Quoted passage
= B. P. de Silva =

Singapore jewellery company, founded 1872

B. P. de Silva is a fine jewellery company founded by Balage Porolis de Silva in . The brand is headquartered in Singapore.

==Background==
B. P. de Silva was founded in 1872 by Balage Porolis de Silva. He emigrated from Ceylon (now Sri Lanka) to Singapore in the 19th century and began selling gemstones door-to-door before establishing the brand’s first atelier on Singapore's High Street. The company’s flagship boutique is currently located at 14C Dempsey Road, Singapore.

The brand is known as a premier jeweller, commissioning pieces for politicians, royal families, and celebrities. B. P. de Silva received its first royal commission from the Duke of Connaught and later from the Royal Family of Siam (now Thailand) in 1928. Its jewelry has adorned celebrities, including Grammy award-winning artist Laufey. In 1951, upon request from Brunei, Wimalatissa Indrasoma, on behalf of B. P. de Silva, undertook the task of creating two crowns and a scabbard for Brunei's Coronation ceremony held on May 31st, 1951.

What you will do
Pick up the B. P. de Silva article above where it stops and keep writing it.

Supplied data
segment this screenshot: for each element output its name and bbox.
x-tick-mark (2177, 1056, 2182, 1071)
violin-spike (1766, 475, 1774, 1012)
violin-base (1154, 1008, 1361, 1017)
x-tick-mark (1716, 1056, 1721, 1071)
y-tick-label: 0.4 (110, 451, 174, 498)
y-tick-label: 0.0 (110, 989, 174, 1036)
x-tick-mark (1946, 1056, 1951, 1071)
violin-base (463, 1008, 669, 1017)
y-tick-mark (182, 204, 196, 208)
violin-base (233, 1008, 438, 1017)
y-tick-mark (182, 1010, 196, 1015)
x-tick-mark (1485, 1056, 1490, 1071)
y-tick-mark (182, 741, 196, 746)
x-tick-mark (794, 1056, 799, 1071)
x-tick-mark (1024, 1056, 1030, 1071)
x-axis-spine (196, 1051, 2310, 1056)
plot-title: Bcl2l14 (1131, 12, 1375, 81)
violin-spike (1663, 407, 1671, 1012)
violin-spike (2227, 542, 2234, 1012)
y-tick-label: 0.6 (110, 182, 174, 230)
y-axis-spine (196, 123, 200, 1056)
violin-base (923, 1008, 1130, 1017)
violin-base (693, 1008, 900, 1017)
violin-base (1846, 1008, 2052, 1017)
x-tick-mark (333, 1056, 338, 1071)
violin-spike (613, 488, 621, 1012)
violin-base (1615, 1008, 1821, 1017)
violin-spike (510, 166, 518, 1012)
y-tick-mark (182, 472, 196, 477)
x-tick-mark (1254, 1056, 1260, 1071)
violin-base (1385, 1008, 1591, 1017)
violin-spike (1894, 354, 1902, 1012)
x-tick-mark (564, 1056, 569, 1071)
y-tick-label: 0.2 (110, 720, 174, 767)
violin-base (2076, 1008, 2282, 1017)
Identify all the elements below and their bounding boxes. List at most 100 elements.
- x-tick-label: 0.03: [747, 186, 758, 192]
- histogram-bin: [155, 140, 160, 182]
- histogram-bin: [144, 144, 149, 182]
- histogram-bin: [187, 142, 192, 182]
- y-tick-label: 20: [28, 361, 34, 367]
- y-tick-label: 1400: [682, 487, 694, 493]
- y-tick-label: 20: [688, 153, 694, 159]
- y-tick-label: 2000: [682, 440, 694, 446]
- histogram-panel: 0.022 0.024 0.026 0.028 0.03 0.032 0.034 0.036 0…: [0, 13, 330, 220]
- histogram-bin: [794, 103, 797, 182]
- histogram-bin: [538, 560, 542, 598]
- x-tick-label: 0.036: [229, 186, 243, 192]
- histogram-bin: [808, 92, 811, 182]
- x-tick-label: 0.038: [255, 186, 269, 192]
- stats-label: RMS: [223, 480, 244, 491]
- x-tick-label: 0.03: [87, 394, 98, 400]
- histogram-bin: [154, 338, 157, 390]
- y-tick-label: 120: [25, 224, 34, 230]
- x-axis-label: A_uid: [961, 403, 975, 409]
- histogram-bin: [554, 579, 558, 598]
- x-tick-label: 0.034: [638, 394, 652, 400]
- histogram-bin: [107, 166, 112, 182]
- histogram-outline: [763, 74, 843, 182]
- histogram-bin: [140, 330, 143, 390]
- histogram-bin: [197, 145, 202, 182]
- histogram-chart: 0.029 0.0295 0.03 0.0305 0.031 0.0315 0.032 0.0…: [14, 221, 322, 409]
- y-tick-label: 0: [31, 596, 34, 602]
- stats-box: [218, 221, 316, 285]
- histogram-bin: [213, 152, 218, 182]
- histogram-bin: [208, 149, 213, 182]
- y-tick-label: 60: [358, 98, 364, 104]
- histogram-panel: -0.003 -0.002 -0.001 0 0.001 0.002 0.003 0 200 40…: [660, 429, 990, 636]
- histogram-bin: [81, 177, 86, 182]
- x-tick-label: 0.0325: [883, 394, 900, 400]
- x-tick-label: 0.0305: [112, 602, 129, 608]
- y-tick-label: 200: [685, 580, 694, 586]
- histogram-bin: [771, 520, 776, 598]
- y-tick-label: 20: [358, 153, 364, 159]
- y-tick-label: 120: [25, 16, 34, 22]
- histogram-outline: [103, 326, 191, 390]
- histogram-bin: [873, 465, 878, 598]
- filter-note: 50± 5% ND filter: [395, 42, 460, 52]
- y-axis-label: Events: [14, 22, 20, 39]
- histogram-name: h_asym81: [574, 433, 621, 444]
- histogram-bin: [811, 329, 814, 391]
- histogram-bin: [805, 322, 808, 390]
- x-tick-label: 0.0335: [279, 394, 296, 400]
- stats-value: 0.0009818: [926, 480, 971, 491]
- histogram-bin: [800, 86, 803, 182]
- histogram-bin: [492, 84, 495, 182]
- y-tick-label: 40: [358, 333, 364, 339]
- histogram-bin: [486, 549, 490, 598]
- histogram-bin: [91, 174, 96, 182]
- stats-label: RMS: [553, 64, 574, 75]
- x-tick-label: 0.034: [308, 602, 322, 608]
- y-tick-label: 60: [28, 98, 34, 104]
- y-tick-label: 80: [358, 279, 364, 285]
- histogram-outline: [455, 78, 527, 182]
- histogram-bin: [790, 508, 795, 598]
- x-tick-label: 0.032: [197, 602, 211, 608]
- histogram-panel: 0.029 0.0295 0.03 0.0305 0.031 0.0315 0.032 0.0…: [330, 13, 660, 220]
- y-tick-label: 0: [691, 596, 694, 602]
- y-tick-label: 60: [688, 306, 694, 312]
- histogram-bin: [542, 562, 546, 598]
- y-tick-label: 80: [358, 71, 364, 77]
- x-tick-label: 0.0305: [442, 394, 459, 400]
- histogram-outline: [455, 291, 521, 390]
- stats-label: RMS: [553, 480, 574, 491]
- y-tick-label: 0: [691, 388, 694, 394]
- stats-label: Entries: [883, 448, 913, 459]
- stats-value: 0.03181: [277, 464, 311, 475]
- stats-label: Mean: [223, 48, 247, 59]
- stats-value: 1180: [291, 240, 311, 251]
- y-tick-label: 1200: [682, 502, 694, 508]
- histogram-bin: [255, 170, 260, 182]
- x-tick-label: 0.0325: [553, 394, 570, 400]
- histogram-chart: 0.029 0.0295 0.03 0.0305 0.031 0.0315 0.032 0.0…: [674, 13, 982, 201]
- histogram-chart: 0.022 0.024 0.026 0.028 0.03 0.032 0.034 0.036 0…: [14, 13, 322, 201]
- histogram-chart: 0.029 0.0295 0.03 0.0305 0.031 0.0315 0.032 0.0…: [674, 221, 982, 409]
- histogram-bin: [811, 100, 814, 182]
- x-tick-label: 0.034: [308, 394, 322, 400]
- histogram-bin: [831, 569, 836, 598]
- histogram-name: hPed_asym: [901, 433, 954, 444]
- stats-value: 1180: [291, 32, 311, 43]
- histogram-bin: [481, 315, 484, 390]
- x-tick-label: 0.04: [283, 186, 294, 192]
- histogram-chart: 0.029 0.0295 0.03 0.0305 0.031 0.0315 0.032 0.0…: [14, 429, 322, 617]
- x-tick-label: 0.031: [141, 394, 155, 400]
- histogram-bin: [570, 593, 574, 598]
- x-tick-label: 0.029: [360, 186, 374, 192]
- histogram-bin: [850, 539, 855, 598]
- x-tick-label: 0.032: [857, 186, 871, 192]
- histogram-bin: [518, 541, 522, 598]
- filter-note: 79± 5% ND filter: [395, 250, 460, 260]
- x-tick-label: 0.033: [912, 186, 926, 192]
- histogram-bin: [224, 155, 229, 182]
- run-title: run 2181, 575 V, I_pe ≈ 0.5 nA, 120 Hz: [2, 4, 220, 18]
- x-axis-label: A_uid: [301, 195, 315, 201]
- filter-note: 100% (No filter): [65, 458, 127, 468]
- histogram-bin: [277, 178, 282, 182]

The response
==Management==
Following the resignation of M. W. Indrasoma in November 1964, Dr. M S Amarasuirya, the grandson of B. P. de Silva undertook the role of Managing Director.

The company is currently led by Sunil Amarasuriya as chairman and Shanya Amarasuriya as creative director, representing the fourth and fifth generations of the family.

==Recognition==
In 2022, to commemorate its 150th anniversary, B. P. de Silva launched its first high jewellery collection. The same year, the company earned B Corp certification, showcasing its commitment to sustainable and ethical business practices.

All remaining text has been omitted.